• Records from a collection
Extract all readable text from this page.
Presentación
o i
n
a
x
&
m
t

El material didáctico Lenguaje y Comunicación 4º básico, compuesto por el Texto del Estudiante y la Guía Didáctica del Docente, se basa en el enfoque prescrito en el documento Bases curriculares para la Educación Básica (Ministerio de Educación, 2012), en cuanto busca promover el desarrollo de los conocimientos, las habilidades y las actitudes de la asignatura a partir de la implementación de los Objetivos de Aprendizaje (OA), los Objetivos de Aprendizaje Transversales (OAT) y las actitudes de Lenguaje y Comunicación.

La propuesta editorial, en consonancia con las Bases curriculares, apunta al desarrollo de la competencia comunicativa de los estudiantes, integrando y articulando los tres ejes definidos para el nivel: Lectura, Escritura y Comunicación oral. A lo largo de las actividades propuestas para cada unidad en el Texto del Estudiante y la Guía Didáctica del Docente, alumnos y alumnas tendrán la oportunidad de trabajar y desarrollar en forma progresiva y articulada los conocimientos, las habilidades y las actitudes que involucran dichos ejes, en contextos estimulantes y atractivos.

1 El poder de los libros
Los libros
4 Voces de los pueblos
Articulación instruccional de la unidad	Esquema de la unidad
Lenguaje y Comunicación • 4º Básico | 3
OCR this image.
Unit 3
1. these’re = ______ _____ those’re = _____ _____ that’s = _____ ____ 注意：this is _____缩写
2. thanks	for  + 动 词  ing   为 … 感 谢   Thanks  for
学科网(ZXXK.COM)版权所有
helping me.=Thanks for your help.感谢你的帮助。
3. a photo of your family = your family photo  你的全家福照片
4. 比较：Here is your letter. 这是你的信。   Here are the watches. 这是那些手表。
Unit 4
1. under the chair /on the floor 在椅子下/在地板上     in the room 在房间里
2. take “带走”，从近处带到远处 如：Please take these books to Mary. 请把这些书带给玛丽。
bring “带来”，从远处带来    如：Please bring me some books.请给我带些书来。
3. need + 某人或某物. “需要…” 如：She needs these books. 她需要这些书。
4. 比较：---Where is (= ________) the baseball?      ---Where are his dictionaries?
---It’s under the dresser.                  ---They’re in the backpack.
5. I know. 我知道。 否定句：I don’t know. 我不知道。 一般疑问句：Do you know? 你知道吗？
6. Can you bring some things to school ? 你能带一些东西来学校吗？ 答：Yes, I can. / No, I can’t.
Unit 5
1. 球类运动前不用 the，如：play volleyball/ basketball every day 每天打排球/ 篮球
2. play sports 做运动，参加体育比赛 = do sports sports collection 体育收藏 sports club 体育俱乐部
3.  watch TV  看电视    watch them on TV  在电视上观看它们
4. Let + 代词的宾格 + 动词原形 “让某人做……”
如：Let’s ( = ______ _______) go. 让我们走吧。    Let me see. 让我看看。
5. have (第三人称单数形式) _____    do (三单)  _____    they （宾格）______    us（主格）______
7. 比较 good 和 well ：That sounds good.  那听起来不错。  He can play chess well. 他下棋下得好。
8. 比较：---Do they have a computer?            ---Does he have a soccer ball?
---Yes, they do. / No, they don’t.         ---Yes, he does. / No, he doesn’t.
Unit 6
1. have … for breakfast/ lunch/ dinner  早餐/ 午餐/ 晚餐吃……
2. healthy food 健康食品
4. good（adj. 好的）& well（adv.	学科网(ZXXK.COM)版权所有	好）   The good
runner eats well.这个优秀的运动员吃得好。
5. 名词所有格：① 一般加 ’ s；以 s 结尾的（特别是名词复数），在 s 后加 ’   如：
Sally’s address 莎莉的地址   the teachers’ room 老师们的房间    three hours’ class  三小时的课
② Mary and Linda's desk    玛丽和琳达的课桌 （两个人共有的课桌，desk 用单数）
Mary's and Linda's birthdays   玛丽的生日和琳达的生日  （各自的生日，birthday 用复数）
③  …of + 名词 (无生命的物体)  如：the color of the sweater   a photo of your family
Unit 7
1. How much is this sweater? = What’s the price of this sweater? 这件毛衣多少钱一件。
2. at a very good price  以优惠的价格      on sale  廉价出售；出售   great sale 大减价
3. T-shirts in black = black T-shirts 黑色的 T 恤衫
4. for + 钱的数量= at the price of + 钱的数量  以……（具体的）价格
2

• What you need to do
Scan the lines for the string "price". Copy out each line that matches.

• Full solution
1. How much is this sweater? = What’s the price of this sweater? 这件毛衣多少钱一件。
2. at a very good price  以优惠的价格      on sale  廉价出售；出售   great sale 大减价
4. for + 钱的数量= at the price of + 钱的数量  以……（具体的）价格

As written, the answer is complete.